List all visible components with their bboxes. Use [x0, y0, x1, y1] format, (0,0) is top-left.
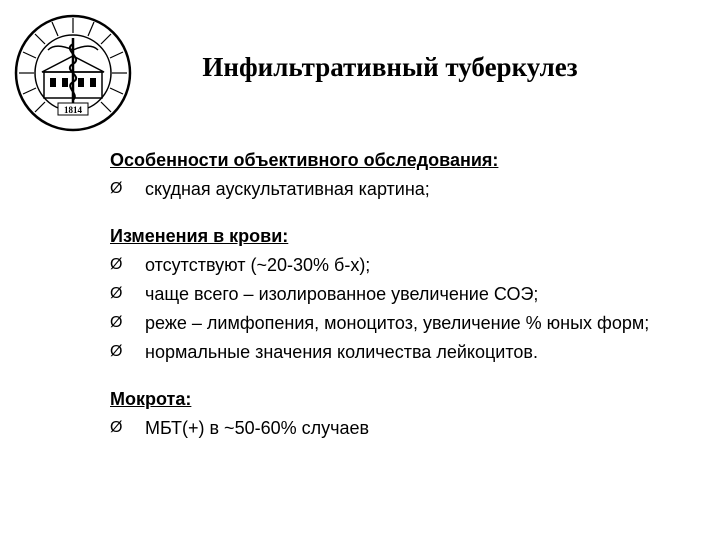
bullet-arrow-icon: Ø: [110, 285, 123, 302]
section-sputum: [110, 387, 690, 440]
list-item: [110, 282, 690, 306]
list-item: [110, 416, 690, 440]
list-item-text: чаще всего – изолированное увеличение СОЭ;: [145, 284, 539, 304]
university-seal-icon: [14, 14, 132, 132]
bullet-arrow-icon: Ø: [110, 256, 123, 273]
list-item-text: скудная аускультативная картина;: [145, 179, 430, 199]
list-item-text: МБТ(+) в ~50-60% случаев: [145, 418, 370, 438]
list-item-text: отсутствуют (~20-30% б-х);: [145, 255, 371, 275]
bullet-arrow-icon: Ø: [110, 343, 123, 360]
section-heading: Изменения в крови:: [110, 226, 289, 246]
list-item: [110, 311, 690, 335]
bullet-arrow-icon: Ø: [110, 419, 123, 436]
section-heading: Мокрота:: [110, 389, 192, 409]
list-item: [110, 253, 690, 277]
list-item-text: реже – лимфопения, моноцитоз, увеличение % юных форм;: [145, 313, 650, 333]
list-item-text: нормальные значения количества лейкоцитов.: [145, 342, 538, 362]
section-blood: [110, 224, 690, 364]
seal-year: 1814: [64, 105, 82, 115]
bullet-arrow-icon: Ø: [110, 314, 123, 331]
list-item: [110, 340, 690, 364]
section-heading: Особенности объективного обследования:: [110, 150, 499, 170]
section-examination: [110, 148, 690, 201]
content: [110, 148, 690, 463]
bullet-arrow-icon: Ø: [110, 180, 123, 197]
list-item: [110, 177, 690, 201]
page-title: Инфильтративный туберкулез: [202, 52, 578, 82]
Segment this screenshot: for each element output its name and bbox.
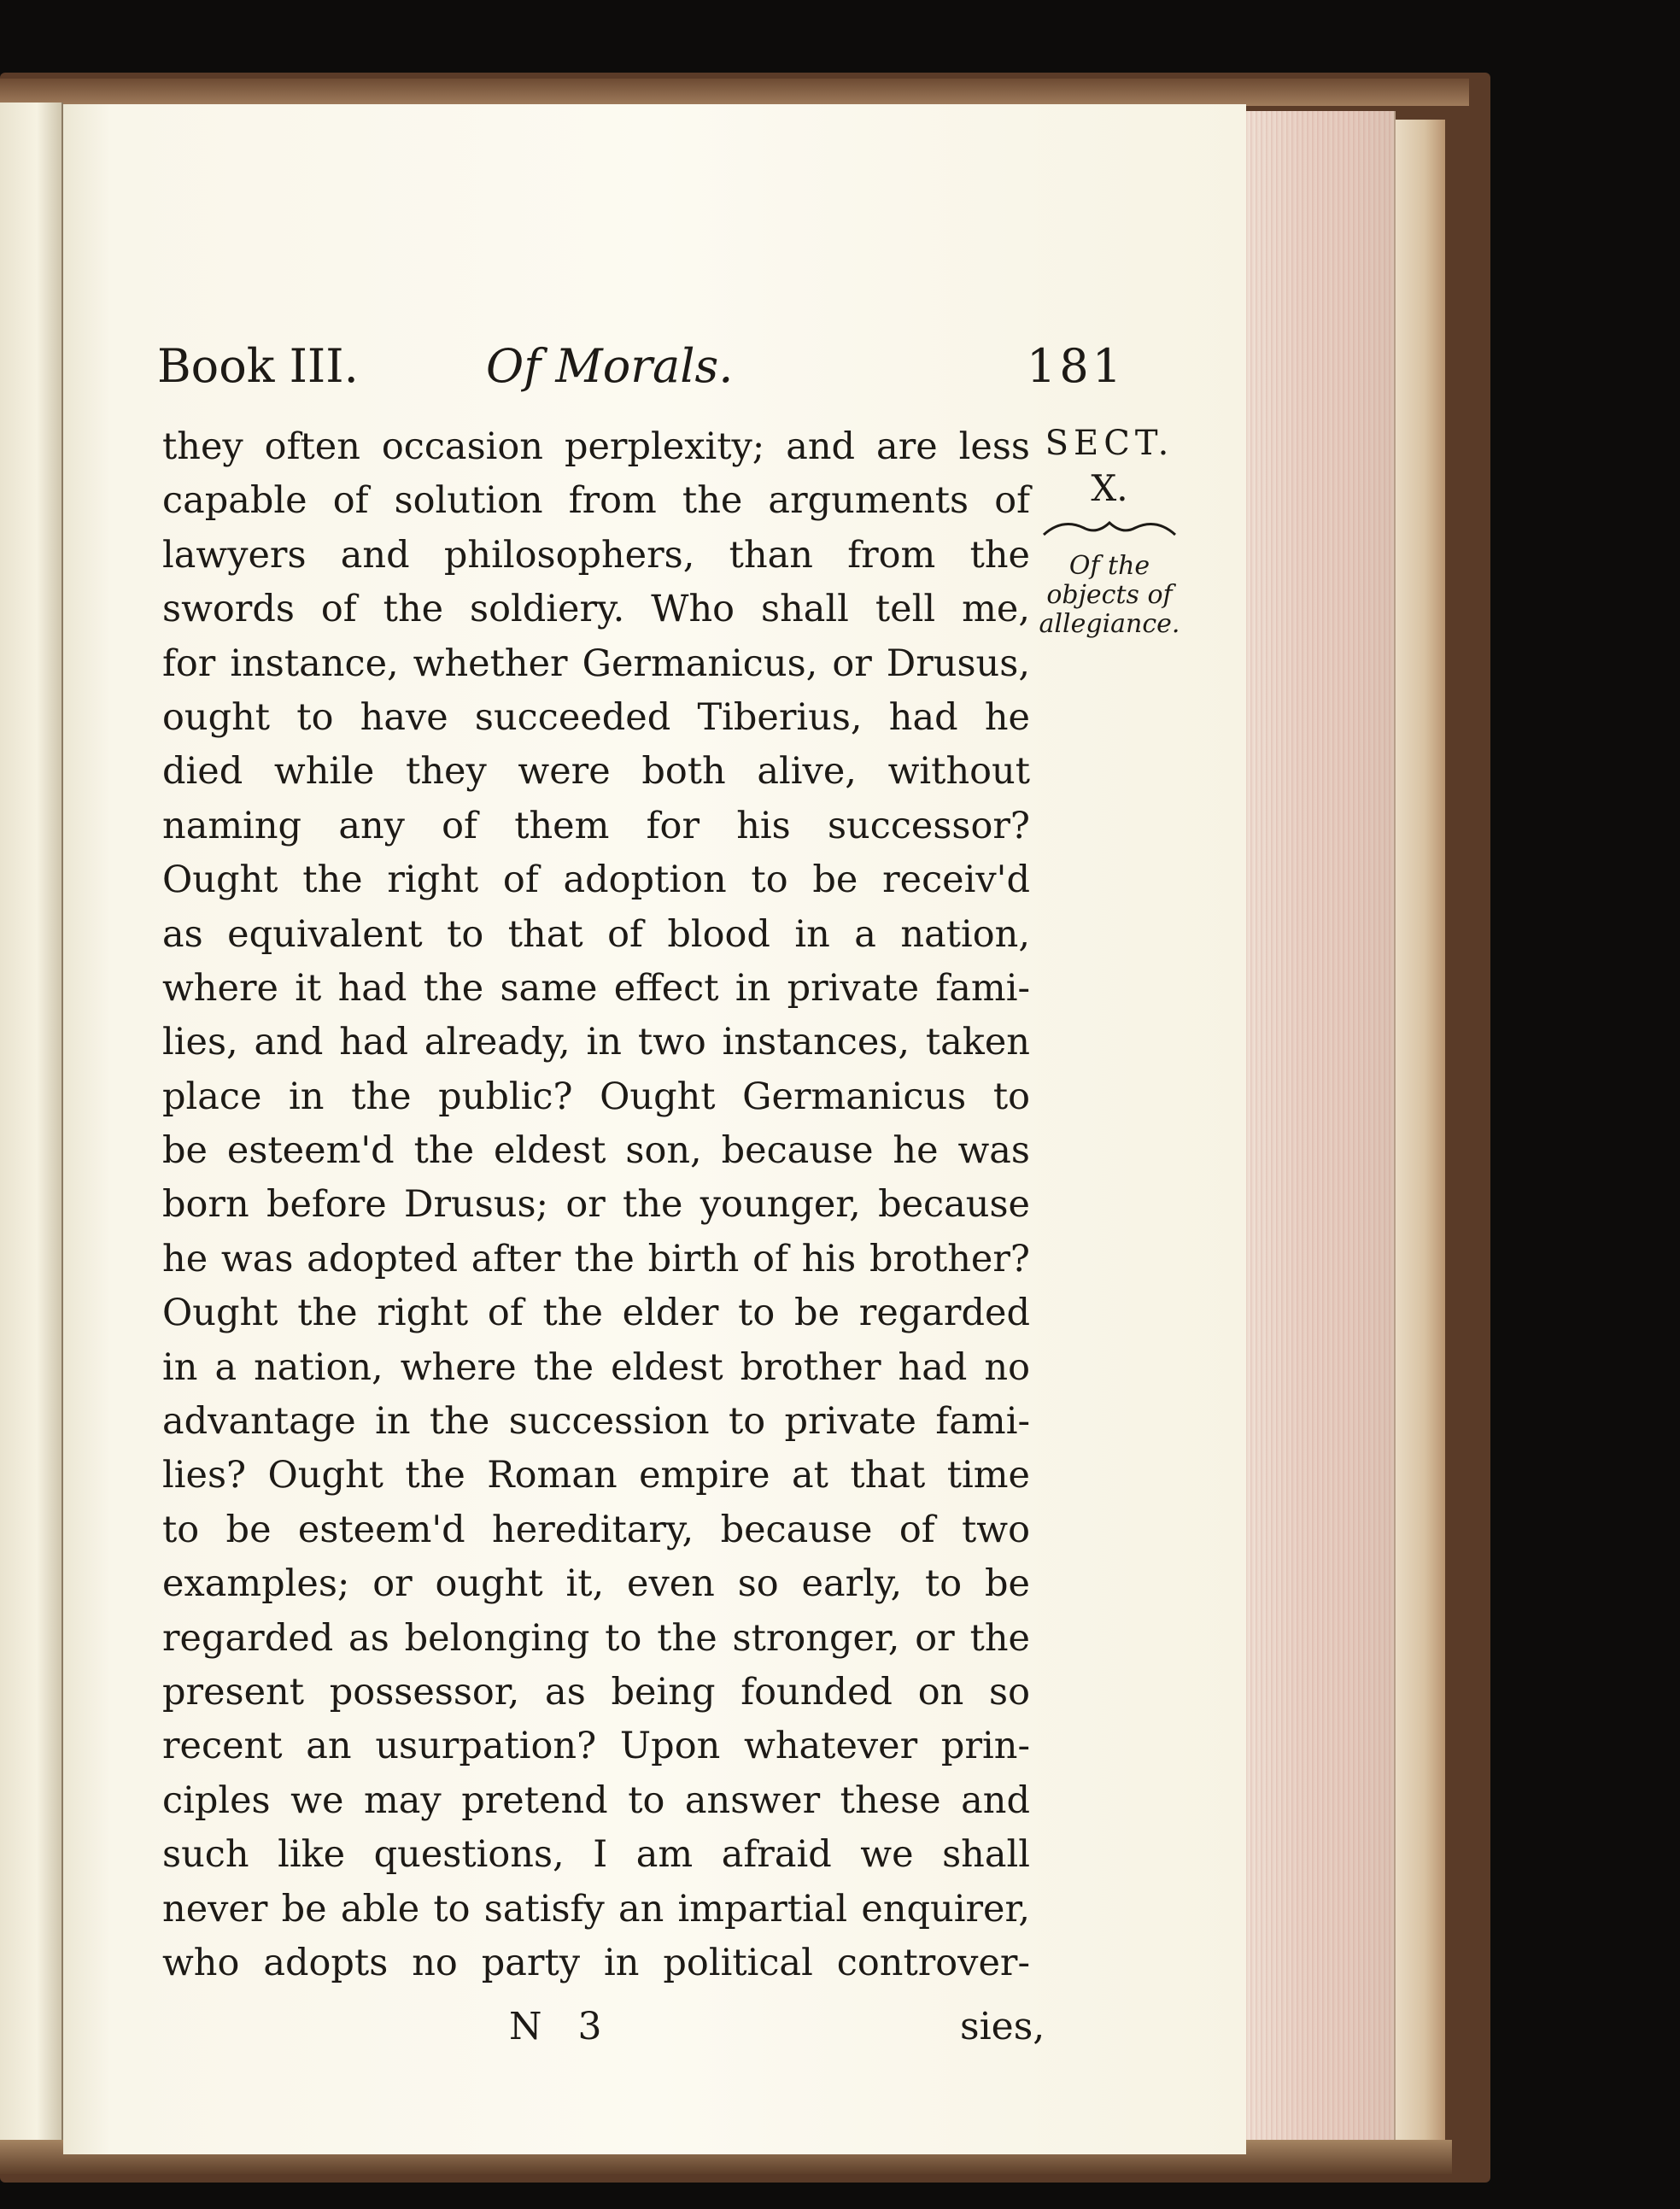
margin-caption [1037,552,1182,639]
top-board-edge [0,79,1469,106]
text-line: ciples we may pretend to answer these and [162,1778,1030,1822]
text-line: they often occasion perplexity; and are less [162,425,1030,468]
text-line: in a nation, where the eldest brother had no [162,1345,1030,1389]
text-line: where it had the same effect in private fami- [162,966,1030,1010]
text-line: to be esteem'd hereditary, because of two [162,1508,1030,1551]
margin-caption-line: allegiance. [1039,609,1180,639]
text-line: regarded as belonging to the stronger, or the [162,1616,1030,1660]
text-line: Ought the right of the elder to be regarded [162,1292,1030,1335]
text-line: he was adopted after the birth of his brother? [162,1237,1030,1280]
page-fore-edge [1240,111,1396,2153]
text-line: lies? Ought the Roman empire at that time [162,1454,1030,1497]
text-line: advantage in the succession to private fami- [162,1400,1030,1444]
text-line: place in the public? Ought Germanicus to [162,1075,1030,1118]
text-line: as equivalent to that of blood in a nation, [162,912,1030,956]
section-label: SECT. [1045,424,1174,463]
book-page [63,104,1246,2154]
text-line: for instance, whether Germanicus, or Drusus, [162,642,1030,685]
text-line: Ought the right of adoption to be receiv'd [162,858,1030,902]
text-line: lawyers and philosophers, than from the [162,533,1030,577]
text-line: never be able to satisfy an impartial enquirer, [162,1887,1030,1931]
text-line: swords of the soldiery. Who shall tell me, [162,588,1030,631]
text-line: naming any of them for his successor? [162,804,1030,847]
running-header [63,339,1246,403]
text-line: lies, and had already, in two instances, taken [162,1021,1030,1064]
text-line: examples; or ought it, even so early, to be [162,1562,1030,1606]
margin-caption-line: Of the [1068,551,1150,581]
margin-caption-line: objects of [1046,580,1173,610]
back-board-edge [1394,120,1445,2153]
running-title: Of Morals. [486,339,734,393]
body-text [162,420,1030,1990]
text-line: recent an usurpation? Upon whatever prin- [162,1725,1030,1768]
page-number: 181 [1027,339,1126,393]
text-line: born before Drusus; or the younger, because [162,1183,1030,1227]
facing-page-edge [0,103,63,2140]
page-footer [63,2005,1246,2065]
section-number: X. [1091,467,1128,509]
text-line: ought to have succeeded Tiberius, had he [162,695,1030,739]
margin-note [1037,422,1182,639]
text-line: capable of solution from the arguments of [162,479,1030,523]
text-line: present possessor, as being founded on so [162,1670,1030,1714]
text-line: who adopts no party in political controver- [162,1941,1030,1984]
text-line: be esteem'd the eldest son, because he was [162,1129,1030,1173]
signature-mark: N 3 [509,2005,614,2048]
text-line: such like questions, I am afraid we shall [162,1833,1030,1877]
catchword: sies, [960,2005,1045,2048]
text-line: died while they were both alive, without [162,750,1030,794]
brace-ornament [1037,516,1182,543]
book-label: Book III. [157,339,359,393]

========================

# Given task
Please retype every line of the entries above without any changes, leaving the pictures out.

# Written answer
List all visible components with their bboxes. Use [x0, y0, x1, y1] format, (0,0) is top-left.
bullet-arrow-icon: Ø: [110, 285, 123, 302]
section-sputum: [110, 387, 690, 440]
list-item: [110, 282, 690, 306]
list-item: [110, 416, 690, 440]
list-item-text: чаще всего – изолированное увеличение СОЭ;: [145, 284, 539, 304]
university-seal-icon: [14, 14, 132, 132]
bullet-arrow-icon: Ø: [110, 256, 123, 273]
list-item-text: скудная аускультативная картина;: [145, 179, 430, 199]
list-item-text: МБТ(+) в ~50-60% случаев: [145, 418, 370, 438]
list-item-text: отсутствуют (~20-30% б-х);: [145, 255, 371, 275]
bullet-arrow-icon: Ø: [110, 343, 123, 360]
section-heading: Изменения в крови:: [110, 226, 289, 246]
list-item: [110, 311, 690, 335]
bullet-arrow-icon: Ø: [110, 419, 123, 436]
section-heading: Мокрота:: [110, 389, 192, 409]
list-item: [110, 253, 690, 277]
list-item-text: реже – лимфопения, моноцитоз, увеличение % юных форм;: [145, 313, 650, 333]
list-item-text: нормальные значения количества лейкоцитов.: [145, 342, 538, 362]
section-blood: [110, 224, 690, 364]
seal-year: 1814: [64, 105, 82, 115]
bullet-arrow-icon: Ø: [110, 314, 123, 331]
list-item: [110, 340, 690, 364]
section-heading: Особенности объективного обследования:: [110, 150, 499, 170]
section-examination: [110, 148, 690, 201]
content: [110, 148, 690, 463]
bullet-arrow-icon: Ø: [110, 180, 123, 197]
list-item: [110, 177, 690, 201]
page-title: Инфильтративный туберкулез: [202, 52, 578, 82]
Segment this screenshot: for each element output its name and bbox.
margin-caption [1037,552,1182,639]
top-board-edge [0,79,1469,106]
text-line: ciples we may pretend to answer these and [162,1778,1030,1822]
text-line: they often occasion perplexity; and are less [162,425,1030,468]
text-line: in a nation, where the eldest brother had no [162,1345,1030,1389]
text-line: where it had the same effect in private fami- [162,966,1030,1010]
text-line: to be esteem'd hereditary, because of two [162,1508,1030,1551]
margin-caption-line: allegiance. [1039,609,1180,639]
text-line: regarded as belonging to the stronger, or the [162,1616,1030,1660]
text-line: Ought the right of the elder to be regarded [162,1292,1030,1335]
text-line: he was adopted after the birth of his brother? [162,1237,1030,1280]
page-fore-edge [1240,111,1396,2153]
text-line: lies? Ought the Roman empire at that time [162,1454,1030,1497]
text-line: advantage in the succession to private fami- [162,1400,1030,1444]
text-line: place in the public? Ought Germanicus to [162,1075,1030,1118]
text-line: as equivalent to that of blood in a nation, [162,912,1030,956]
section-label: SECT. [1045,424,1174,463]
book-page [63,104,1246,2154]
text-line: for instance, whether Germanicus, or Drusus, [162,642,1030,685]
text-line: Ought the right of adoption to be receiv'd [162,858,1030,902]
text-line: lawyers and philosophers, than from the [162,533,1030,577]
text-line: never be able to satisfy an impartial enquirer, [162,1887,1030,1931]
text-line: swords of the soldiery. Who shall tell me, [162,588,1030,631]
text-line: naming any of them for his successor? [162,804,1030,847]
running-header [63,339,1246,403]
text-line: lies, and had already, in two instances, taken [162,1021,1030,1064]
text-line: examples; or ought it, even so early, to be [162,1562,1030,1606]
margin-caption-line: Of the [1068,551,1150,581]
margin-caption-line: objects of [1046,580,1173,610]
back-board-edge [1394,120,1445,2153]
running-title: Of Morals. [486,339,734,393]
body-text [162,420,1030,1990]
text-line: recent an usurpation? Upon whatever prin- [162,1725,1030,1768]
page-number: 181 [1027,339,1126,393]
text-line: born before Drusus; or the younger, because [162,1183,1030,1227]
facing-page-edge [0,103,63,2140]
page-footer [63,2005,1246,2065]
section-number: X. [1091,467,1128,509]
text-line: ought to have succeeded Tiberius, had he [162,695,1030,739]
margin-note [1037,422,1182,639]
text-line: capable of solution from the arguments of [162,479,1030,523]
text-line: present possessor, as being founded on so [162,1670,1030,1714]
text-line: who adopts no party in political controver- [162,1941,1030,1984]
text-line: be esteem'd the eldest son, because he was [162,1129,1030,1173]
signature-mark: N 3 [509,2005,614,2048]
text-line: such like questions, I am afraid we shall [162,1833,1030,1877]
catchword: sies, [960,2005,1045,2048]
text-line: died while they were both alive, without [162,750,1030,794]
brace-ornament [1037,516,1182,543]
book-label: Book III. [157,339,359,393]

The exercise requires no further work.